§ **Written exercise**: Report all lines from the entries below in which "swatch" appears.

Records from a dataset

★ ★ ★ ★ ★ ★ ★

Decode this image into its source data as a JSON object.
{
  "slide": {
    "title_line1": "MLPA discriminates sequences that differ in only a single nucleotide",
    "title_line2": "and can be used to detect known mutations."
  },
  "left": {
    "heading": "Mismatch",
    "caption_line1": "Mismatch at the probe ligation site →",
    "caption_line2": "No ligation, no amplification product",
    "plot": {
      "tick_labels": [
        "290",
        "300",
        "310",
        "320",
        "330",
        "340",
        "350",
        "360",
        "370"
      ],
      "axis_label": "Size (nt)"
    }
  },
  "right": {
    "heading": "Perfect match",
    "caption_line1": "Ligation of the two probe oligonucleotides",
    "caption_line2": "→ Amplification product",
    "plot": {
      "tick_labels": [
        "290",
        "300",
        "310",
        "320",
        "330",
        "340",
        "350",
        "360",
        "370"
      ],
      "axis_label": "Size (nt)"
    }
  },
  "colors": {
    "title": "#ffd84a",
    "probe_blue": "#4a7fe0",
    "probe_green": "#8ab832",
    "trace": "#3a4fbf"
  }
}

★ ★ ★ ★ ★ ★ ★

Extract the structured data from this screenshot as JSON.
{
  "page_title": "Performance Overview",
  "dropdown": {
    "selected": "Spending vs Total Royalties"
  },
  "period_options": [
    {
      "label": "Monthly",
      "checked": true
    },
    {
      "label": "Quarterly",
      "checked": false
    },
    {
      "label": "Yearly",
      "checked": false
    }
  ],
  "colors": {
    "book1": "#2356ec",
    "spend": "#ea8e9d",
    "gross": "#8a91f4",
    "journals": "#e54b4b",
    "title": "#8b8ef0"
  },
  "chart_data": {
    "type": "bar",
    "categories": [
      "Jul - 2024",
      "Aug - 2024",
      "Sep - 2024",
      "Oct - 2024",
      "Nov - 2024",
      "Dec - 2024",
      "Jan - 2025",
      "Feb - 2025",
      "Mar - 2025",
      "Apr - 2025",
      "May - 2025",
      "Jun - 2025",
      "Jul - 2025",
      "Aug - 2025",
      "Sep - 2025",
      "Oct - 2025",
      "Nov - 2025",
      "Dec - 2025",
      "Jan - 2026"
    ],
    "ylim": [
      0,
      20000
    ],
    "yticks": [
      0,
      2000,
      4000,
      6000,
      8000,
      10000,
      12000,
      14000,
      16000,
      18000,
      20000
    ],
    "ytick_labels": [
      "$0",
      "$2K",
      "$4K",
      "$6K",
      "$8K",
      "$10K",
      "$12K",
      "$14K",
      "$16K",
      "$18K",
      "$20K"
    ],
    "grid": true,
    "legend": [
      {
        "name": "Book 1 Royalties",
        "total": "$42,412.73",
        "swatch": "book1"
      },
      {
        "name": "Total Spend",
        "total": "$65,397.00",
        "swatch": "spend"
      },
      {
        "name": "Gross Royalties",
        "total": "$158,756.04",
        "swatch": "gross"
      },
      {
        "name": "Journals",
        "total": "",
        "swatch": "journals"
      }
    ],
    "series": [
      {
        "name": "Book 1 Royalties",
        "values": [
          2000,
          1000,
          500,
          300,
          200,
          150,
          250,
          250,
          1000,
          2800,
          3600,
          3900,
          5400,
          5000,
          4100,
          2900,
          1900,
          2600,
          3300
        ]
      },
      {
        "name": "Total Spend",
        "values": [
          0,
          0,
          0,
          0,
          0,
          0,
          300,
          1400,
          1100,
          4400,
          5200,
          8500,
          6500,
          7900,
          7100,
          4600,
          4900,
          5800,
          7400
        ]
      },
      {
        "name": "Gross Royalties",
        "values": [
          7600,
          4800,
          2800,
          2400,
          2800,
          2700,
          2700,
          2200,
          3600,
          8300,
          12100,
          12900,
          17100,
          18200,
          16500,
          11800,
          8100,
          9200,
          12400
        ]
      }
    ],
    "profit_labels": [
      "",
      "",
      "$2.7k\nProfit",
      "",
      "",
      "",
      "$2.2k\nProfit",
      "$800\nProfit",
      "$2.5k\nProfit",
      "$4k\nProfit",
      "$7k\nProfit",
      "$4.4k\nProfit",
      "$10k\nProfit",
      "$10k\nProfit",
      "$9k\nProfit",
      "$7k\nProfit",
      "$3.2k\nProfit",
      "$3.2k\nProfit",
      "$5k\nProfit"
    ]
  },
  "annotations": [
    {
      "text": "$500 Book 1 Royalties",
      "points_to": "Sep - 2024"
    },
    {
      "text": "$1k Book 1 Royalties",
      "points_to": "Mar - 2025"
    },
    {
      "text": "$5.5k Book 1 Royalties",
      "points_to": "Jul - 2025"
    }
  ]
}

★ ★ ★ ★ ★ ★ ★

§ **Answer for this exercise**:
        "swatch": "book1"
        "swatch": "spend"
        "swatch": "gross"
        "swatch": "journals"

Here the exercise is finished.